Data entries
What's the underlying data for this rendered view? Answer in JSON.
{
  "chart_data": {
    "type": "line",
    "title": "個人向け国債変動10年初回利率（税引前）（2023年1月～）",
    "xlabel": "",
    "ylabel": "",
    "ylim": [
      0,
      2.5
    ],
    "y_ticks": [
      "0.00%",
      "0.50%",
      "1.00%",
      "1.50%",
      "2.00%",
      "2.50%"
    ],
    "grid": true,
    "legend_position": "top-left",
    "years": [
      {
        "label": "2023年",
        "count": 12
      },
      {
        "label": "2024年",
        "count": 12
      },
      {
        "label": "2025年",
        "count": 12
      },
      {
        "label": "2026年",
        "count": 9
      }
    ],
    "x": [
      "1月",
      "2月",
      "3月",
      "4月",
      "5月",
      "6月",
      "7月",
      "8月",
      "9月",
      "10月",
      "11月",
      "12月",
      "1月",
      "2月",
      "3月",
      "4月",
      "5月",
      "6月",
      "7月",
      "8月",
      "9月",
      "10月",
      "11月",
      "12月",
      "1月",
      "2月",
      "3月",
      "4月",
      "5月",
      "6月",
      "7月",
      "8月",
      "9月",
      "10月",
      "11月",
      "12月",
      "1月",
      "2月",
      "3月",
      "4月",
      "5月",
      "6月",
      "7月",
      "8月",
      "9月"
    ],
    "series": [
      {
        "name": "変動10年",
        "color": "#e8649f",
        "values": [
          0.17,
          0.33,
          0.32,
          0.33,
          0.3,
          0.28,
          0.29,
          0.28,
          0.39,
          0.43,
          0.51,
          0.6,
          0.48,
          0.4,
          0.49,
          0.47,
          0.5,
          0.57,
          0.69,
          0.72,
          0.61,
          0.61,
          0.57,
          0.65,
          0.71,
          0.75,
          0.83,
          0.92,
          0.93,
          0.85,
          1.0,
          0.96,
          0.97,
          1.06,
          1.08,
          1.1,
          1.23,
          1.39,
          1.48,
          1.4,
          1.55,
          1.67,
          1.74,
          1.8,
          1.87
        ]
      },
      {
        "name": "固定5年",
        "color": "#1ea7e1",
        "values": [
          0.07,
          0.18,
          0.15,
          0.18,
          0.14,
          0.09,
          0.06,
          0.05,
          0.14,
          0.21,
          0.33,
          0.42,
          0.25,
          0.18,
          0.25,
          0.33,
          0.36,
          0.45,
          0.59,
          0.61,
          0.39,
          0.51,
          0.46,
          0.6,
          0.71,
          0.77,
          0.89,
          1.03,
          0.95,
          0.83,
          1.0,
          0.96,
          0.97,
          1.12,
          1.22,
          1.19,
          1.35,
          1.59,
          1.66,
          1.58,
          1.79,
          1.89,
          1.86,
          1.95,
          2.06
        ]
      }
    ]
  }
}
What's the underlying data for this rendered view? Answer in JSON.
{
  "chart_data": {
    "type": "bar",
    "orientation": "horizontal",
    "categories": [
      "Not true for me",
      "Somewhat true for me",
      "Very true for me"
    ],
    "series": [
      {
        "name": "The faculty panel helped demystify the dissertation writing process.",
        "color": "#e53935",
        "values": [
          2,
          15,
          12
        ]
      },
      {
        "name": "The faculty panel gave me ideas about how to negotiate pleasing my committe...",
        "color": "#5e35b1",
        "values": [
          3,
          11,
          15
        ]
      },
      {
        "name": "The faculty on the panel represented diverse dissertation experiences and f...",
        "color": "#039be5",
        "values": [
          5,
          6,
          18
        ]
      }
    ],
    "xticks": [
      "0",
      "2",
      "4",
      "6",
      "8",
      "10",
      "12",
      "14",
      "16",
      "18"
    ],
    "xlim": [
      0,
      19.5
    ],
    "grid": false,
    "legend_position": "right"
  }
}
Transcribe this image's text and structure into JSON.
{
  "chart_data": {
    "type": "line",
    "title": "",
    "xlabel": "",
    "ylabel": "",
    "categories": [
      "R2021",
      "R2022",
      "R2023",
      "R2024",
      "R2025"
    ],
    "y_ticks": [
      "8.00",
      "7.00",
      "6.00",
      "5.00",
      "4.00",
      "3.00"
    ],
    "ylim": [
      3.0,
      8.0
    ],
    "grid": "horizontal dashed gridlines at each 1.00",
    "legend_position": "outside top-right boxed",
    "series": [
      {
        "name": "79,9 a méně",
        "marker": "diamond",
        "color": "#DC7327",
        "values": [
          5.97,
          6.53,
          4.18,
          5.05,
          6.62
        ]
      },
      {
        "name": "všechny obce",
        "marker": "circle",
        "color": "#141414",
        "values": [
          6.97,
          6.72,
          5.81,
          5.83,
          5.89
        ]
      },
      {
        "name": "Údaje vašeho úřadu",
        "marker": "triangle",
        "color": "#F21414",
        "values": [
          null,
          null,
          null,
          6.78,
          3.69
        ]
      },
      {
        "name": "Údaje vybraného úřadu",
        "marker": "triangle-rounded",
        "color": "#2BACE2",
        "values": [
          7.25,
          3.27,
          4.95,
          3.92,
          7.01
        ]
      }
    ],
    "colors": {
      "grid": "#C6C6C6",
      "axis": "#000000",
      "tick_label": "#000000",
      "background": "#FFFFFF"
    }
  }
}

Request
Give the data again, exactly as it stands.

Solution to this exercise
What's the underlying data for this rendered view? Answer in JSON.
{
  "chart_data": {
    "type": "line",
    "title": "個人向け国債変動10年初回利率（税引前）（2023年1月～）",
    "xlabel": "",
    "ylabel": "",
    "ylim": [
      0,
      2.5
    ],
    "y_ticks": [
      "0.00%",
      "0.50%",
      "1.00%",
      "1.50%",
      "2.00%",
      "2.50%"
    ],
    "grid": true,
    "legend_position": "top-left",
    "years": [
      {
        "label": "2023年",
        "count": 12
      },
      {
        "label": "2024年",
        "count": 12
      },
      {
        "label": "2025年",
        "count": 12
      },
      {
        "label": "2026年",
        "count": 9
      }
    ],
    "x": [
      "1月",
      "2月",
      "3月",
      "4月",
      "5月",
      "6月",
      "7月",
      "8月",
      "9月",
      "10月",
      "11月",
      "12月",
      "1月",
      "2月",
      "3月",
      "4月",
      "5月",
      "6月",
      "7月",
      "8月",
      "9月",
      "10月",
      "11月",
      "12月",
      "1月",
      "2月",
      "3月",
      "4月",
      "5月",
      "6月",
      "7月",
      "8月",
      "9月",
      "10月",
      "11月",
      "12月",
      "1月",
      "2月",
      "3月",
      "4月",
      "5月",
      "6月",
      "7月",
      "8月",
      "9月"
    ],
    "series": [
      {
        "name": "変動10年",
        "color": "#e8649f",
        "values": [
          0.17,
          0.33,
          0.32,
          0.33,
          0.3,
          0.28,
          0.29,
          0.28,
          0.39,
          0.43,
          0.51,
          0.6,
          0.48,
          0.4,
          0.49,
          0.47,
          0.5,
          0.57,
          0.69,
          0.72,
          0.61,
          0.61,
          0.57,
          0.65,
          0.71,
          0.75,
          0.83,
          0.92,
          0.93,
          0.85,
          1.0,
          0.96,
          0.97,
          1.06,
          1.08,
          1.1,
          1.23,
          1.39,
          1.48,
          1.4,
          1.55,
          1.67,
          1.74,
          1.8,
          1.87
        ]
      },
      {
        "name": "固定5年",
        "color": "#1ea7e1",
        "values": [
          0.07,
          0.18,
          0.15,
          0.18,
          0.14,
          0.09,
          0.06,
          0.05,
          0.14,
          0.21,
          0.33,
          0.42,
          0.25,
          0.18,
          0.25,
          0.33,
          0.36,
          0.45,
          0.59,
          0.61,
          0.39,
          0.51,
          0.46,
          0.6,
          0.71,
          0.77,
          0.89,
          1.03,
          0.95,
          0.83,
          1.0,
          0.96,
          0.97,
          1.12,
          1.22,
          1.19,
          1.35,
          1.59,
          1.66,
          1.58,
          1.79,
          1.89,
          1.86,
          1.95,
          2.06
        ]
      }
    ]
  }
}
What's the underlying data for this rendered view? Answer in JSON.
{
  "chart_data": {
    "type": "bar",
    "orientation": "horizontal",
    "categories": [
      "Not true for me",
      "Somewhat true for me",
      "Very true for me"
    ],
    "series": [
      {
        "name": "The faculty panel helped demystify the dissertation writing process.",
        "color": "#e53935",
        "values": [
          2,
          15,
          12
        ]
      },
      {
        "name": "The faculty panel gave me ideas about how to negotiate pleasing my committe...",
        "color": "#5e35b1",
        "values": [
          3,
          11,
          15
        ]
      },
      {
        "name": "The faculty on the panel represented diverse dissertation experiences and f...",
        "color": "#039be5",
        "values": [
          5,
          6,
          18
        ]
      }
    ],
    "xticks": [
      "0",
      "2",
      "4",
      "6",
      "8",
      "10",
      "12",
      "14",
      "16",
      "18"
    ],
    "xlim": [
      0,
      19.5
    ],
    "grid": false,
    "legend_position": "right"
  }
}
Transcribe this image's text and structure into JSON.
{
  "chart_data": {
    "type": "line",
    "title": "",
    "xlabel": "",
    "ylabel": "",
    "categories": [
      "R2021",
      "R2022",
      "R2023",
      "R2024",
      "R2025"
    ],
    "y_ticks": [
      "8.00",
      "7.00",
      "6.00",
      "5.00",
      "4.00",
      "3.00"
    ],
    "ylim": [
      3.0,
      8.0
    ],
    "grid": "horizontal dashed gridlines at each 1.00",
    "legend_position": "outside top-right boxed",
    "series": [
      {
        "name": "79,9 a méně",
        "marker": "diamond",
        "color": "#DC7327",
        "values": [
          5.97,
          6.53,
          4.18,
          5.05,
          6.62
        ]
      },
      {
        "name": "všechny obce",
        "marker": "circle",
        "color": "#141414",
        "values": [
          6.97,
          6.72,
          5.81,
          5.83,
          5.89
        ]
      },
      {
        "name": "Údaje vašeho úřadu",
        "marker": "triangle",
        "color": "#F21414",
        "values": [
          null,
          null,
          null,
          6.78,
          3.69
        ]
      },
      {
        "name": "Údaje vybraného úřadu",
        "marker": "triangle-rounded",
        "color": "#2BACE2",
        "values": [
          7.25,
          3.27,
          4.95,
          3.92,
          7.01
        ]
      }
    ],
    "colors": {
      "grid": "#C6C6C6",
      "axis": "#000000",
      "tick_label": "#000000",
      "background": "#FFFFFF"
    }
  }
}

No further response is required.